**EXERCISE:** Images embedded in the records are excluded; print everything else exactly as given.

**SUPPLIED INFORMATION:**
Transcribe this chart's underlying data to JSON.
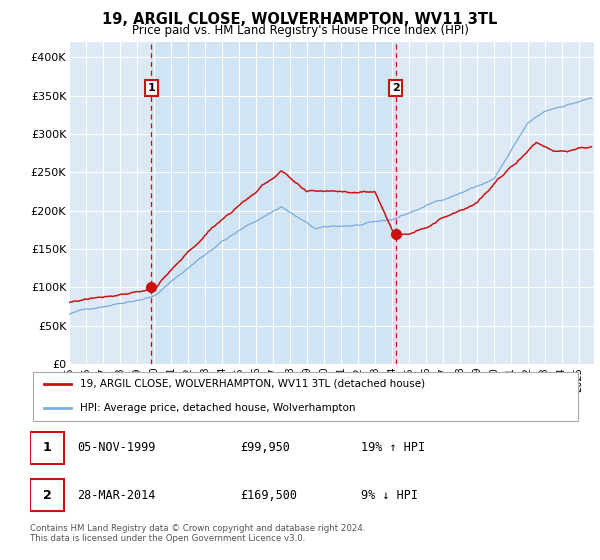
{
  "title": "19, ARGIL CLOSE, WOLVERHAMPTON, WV11 3TL",
  "subtitle": "Price paid vs. HM Land Registry's House Price Index (HPI)",
  "footnote": "Contains HM Land Registry data © Crown copyright and database right 2024.\nThis data is licensed under the Open Government Licence v3.0.",
  "legend_entries": [
    "19, ARGIL CLOSE, WOLVERHAMPTON, WV11 3TL (detached house)",
    "HPI: Average price, detached house, Wolverhampton"
  ],
  "sale1_date": "05-NOV-1999",
  "sale1_price": 99950,
  "sale1_hpi_diff": "19% ↑ HPI",
  "sale2_date": "28-MAR-2014",
  "sale2_price": 169500,
  "sale2_hpi_diff": "9% ↓ HPI",
  "xmin": 1995.0,
  "xmax": 2025.9,
  "ymin": 0,
  "ymax": 420000,
  "yticks": [
    0,
    50000,
    100000,
    150000,
    200000,
    250000,
    300000,
    350000,
    400000
  ],
  "ytick_labels": [
    "£0",
    "£50K",
    "£100K",
    "£150K",
    "£200K",
    "£250K",
    "£300K",
    "£350K",
    "£400K"
  ],
  "hpi_color": "#7aabdb",
  "price_color": "#cc1111",
  "bg_color": "#ddeaf6",
  "grid_color": "#ffffff",
  "shade_color": "#d0e4f4",
  "sale1_x": 1999.85,
  "sale1_y": 99950,
  "sale2_x": 2014.22,
  "sale2_y": 169500
}
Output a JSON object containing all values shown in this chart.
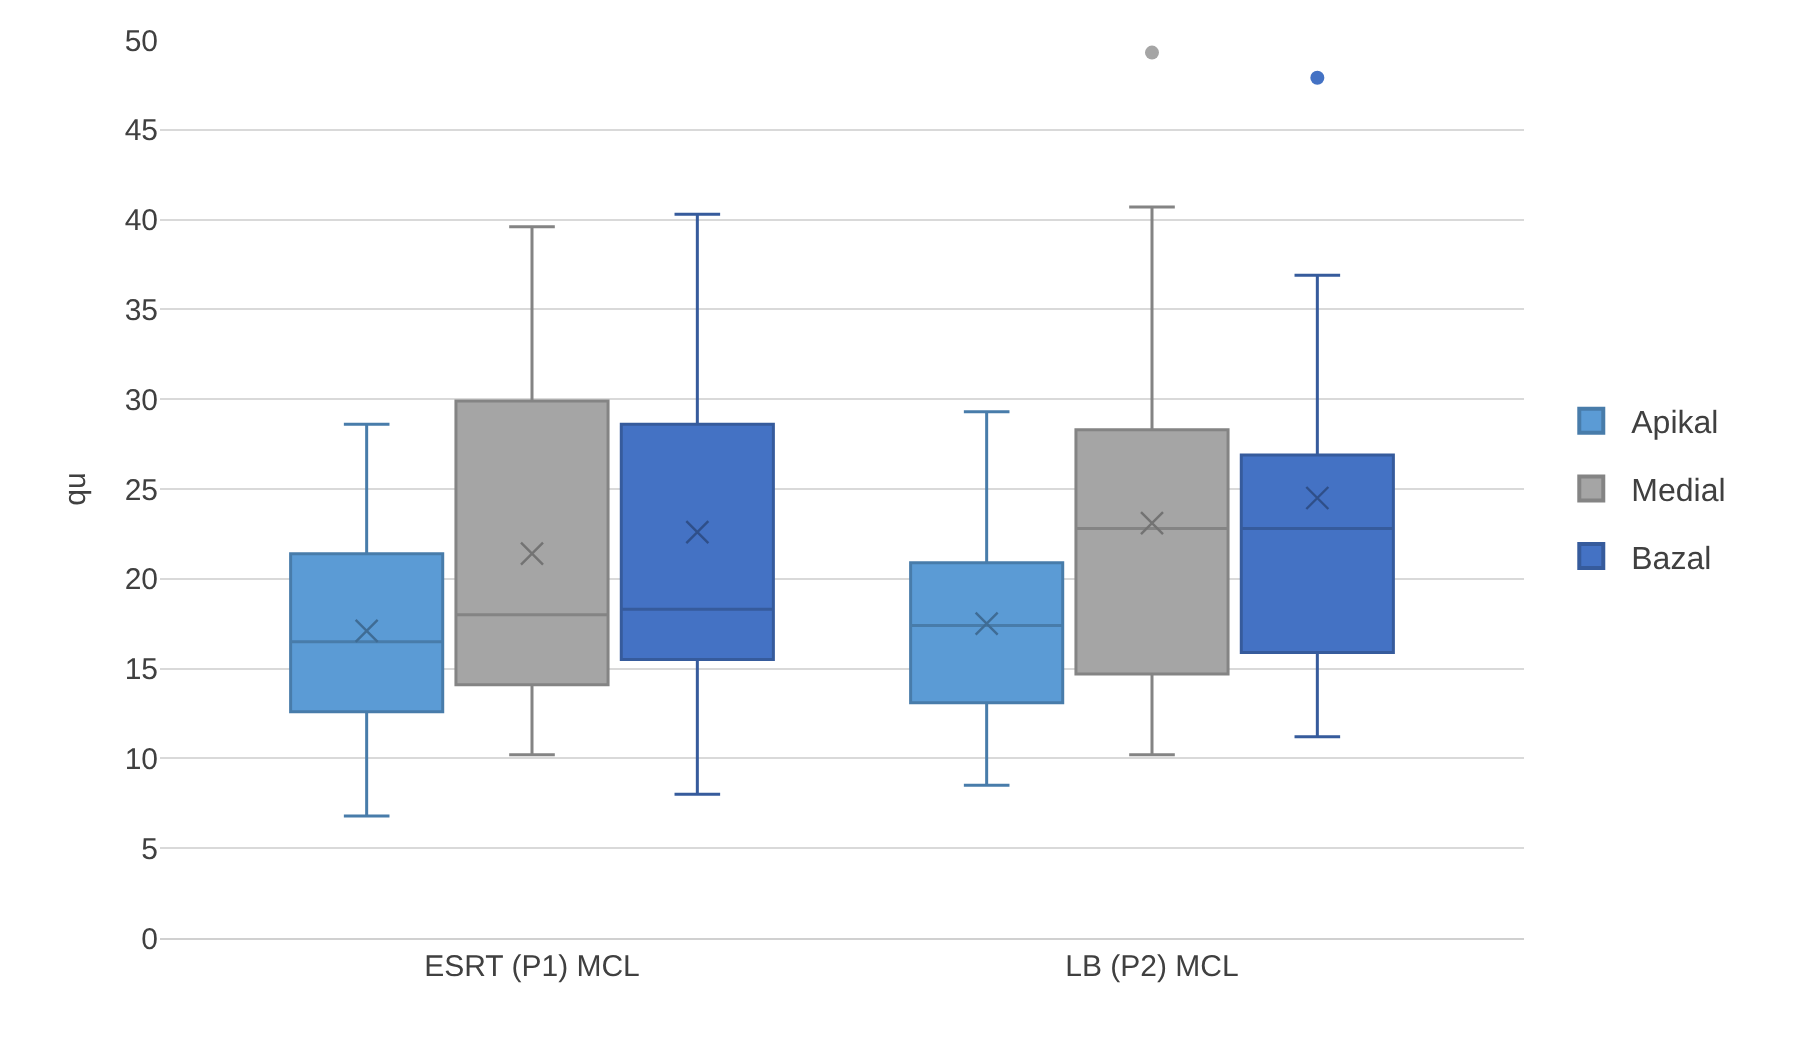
{
  "chart_data": {
    "type": "box",
    "ylabel": "qu",
    "categories": [
      "ESRT (P1) MCL",
      "LB (P2) MCL"
    ],
    "ylim": [
      0,
      50
    ],
    "yticks": [
      0,
      5,
      10,
      15,
      20,
      25,
      30,
      35,
      40,
      45,
      50
    ],
    "grid": "y",
    "legend": "right",
    "marker": "cross",
    "series": [
      {
        "name": "Apikal",
        "color": "#5b9bd5",
        "boxes": [
          {
            "low": 6.8,
            "q1": 12.6,
            "median": 16.5,
            "q3": 21.4,
            "high": 28.6,
            "mean": 17.1
          },
          {
            "low": 8.5,
            "q1": 13.1,
            "median": 17.4,
            "q3": 20.9,
            "high": 29.3,
            "mean": 17.5
          }
        ]
      },
      {
        "name": "Medial",
        "color": "#a5a5a5",
        "boxes": [
          {
            "low": 10.2,
            "q1": 14.1,
            "median": 18.0,
            "q3": 29.9,
            "high": 39.6,
            "mean": 21.4
          },
          {
            "low": 10.2,
            "q1": 14.7,
            "median": 22.8,
            "q3": 28.3,
            "high": 40.7,
            "mean": 23.1,
            "outliers": [
              49.3
            ]
          }
        ]
      },
      {
        "name": "Bazal",
        "color": "#4472c4",
        "boxes": [
          {
            "low": 8.0,
            "q1": 15.5,
            "median": 18.3,
            "q3": 28.6,
            "high": 40.3,
            "mean": 22.6
          },
          {
            "low": 11.2,
            "q1": 15.9,
            "median": 22.8,
            "q3": 26.9,
            "high": 36.9,
            "mean": 24.5,
            "outliers": [
              47.9
            ]
          }
        ]
      }
    ]
  }
}
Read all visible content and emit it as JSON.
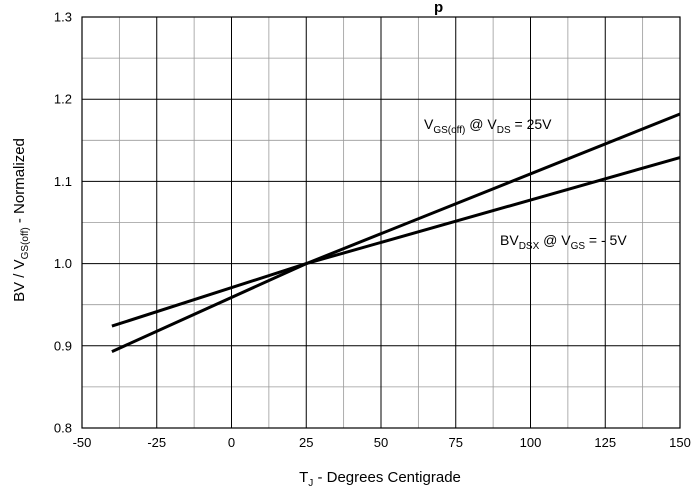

**THE RESPONSE:**
Transcribe this chart's underlying data to JSON.
{
  "title": "19, ARGIL CLOSE, WOLVERHAMPTON, WV11 3TL",
  "subtitle": "Price paid vs. HM Land Registry's House Price Index (HPI)",
  "footnote": "Contains HM Land Registry data © Crown copyright and database right 2024.\nThis data is licensed under the Open Government Licence v3.0.",
  "legend_entries": [
    "19, ARGIL CLOSE, WOLVERHAMPTON, WV11 3TL (detached house)",
    "HPI: Average price, detached house, Wolverhampton"
  ],
  "sale1_date": "05-NOV-1999",
  "sale1_price": 99950,
  "sale1_hpi_diff": "19% ↑ HPI",
  "sale2_date": "28-MAR-2014",
  "sale2_price": 169500,
  "sale2_hpi_diff": "9% ↓ HPI",
  "xmin": 1995.0,
  "xmax": 2025.9,
  "ymin": 0,
  "ymax": 420000,
  "yticks": [
    0,
    50000,
    100000,
    150000,
    200000,
    250000,
    300000,
    350000,
    400000
  ],
  "ytick_labels": [
    "£0",
    "£50K",
    "£100K",
    "£150K",
    "£200K",
    "£250K",
    "£300K",
    "£350K",
    "£400K"
  ],
  "hpi_color": "#7aabdb",
  "price_color": "#cc1111",
  "bg_color": "#ddeaf6",
  "grid_color": "#ffffff",
  "shade_color": "#d0e4f4",
  "sale1_x": 1999.85,
  "sale1_y": 99950,
  "sale2_x": 2014.22,
  "sale2_y": 169500
}
Output a JSON object containing all values shown in this chart.
{
  "chart_data": {
    "type": "box",
    "ylabel": "qu",
    "categories": [
      "ESRT (P1) MCL",
      "LB (P2) MCL"
    ],
    "ylim": [
      0,
      50
    ],
    "yticks": [
      0,
      5,
      10,
      15,
      20,
      25,
      30,
      35,
      40,
      45,
      50
    ],
    "grid": "y",
    "legend": "right",
    "marker": "cross",
    "series": [
      {
        "name": "Apikal",
        "color": "#5b9bd5",
        "boxes": [
          {
            "low": 6.8,
            "q1": 12.6,
            "median": 16.5,
            "q3": 21.4,
            "high": 28.6,
            "mean": 17.1
          },
          {
            "low": 8.5,
            "q1": 13.1,
            "median": 17.4,
            "q3": 20.9,
            "high": 29.3,
            "mean": 17.5
          }
        ]
      },
      {
        "name": "Medial",
        "color": "#a5a5a5",
        "boxes": [
          {
            "low": 10.2,
            "q1": 14.1,
            "median": 18.0,
            "q3": 29.9,
            "high": 39.6,
            "mean": 21.4
          },
          {
            "low": 10.2,
            "q1": 14.7,
            "median": 22.8,
            "q3": 28.3,
            "high": 40.7,
            "mean": 23.1,
            "outliers": [
              49.3
            ]
          }
        ]
      },
      {
        "name": "Bazal",
        "color": "#4472c4",
        "boxes": [
          {
            "low": 8.0,
            "q1": 15.5,
            "median": 18.3,
            "q3": 28.6,
            "high": 40.3,
            "mean": 22.6
          },
          {
            "low": 11.2,
            "q1": 15.9,
            "median": 22.8,
            "q3": 26.9,
            "high": 36.9,
            "mean": 24.5,
            "outliers": [
              47.9
            ]
          }
        ]
      }
    ]
  }
}
Read all visible content and emit it as JSON.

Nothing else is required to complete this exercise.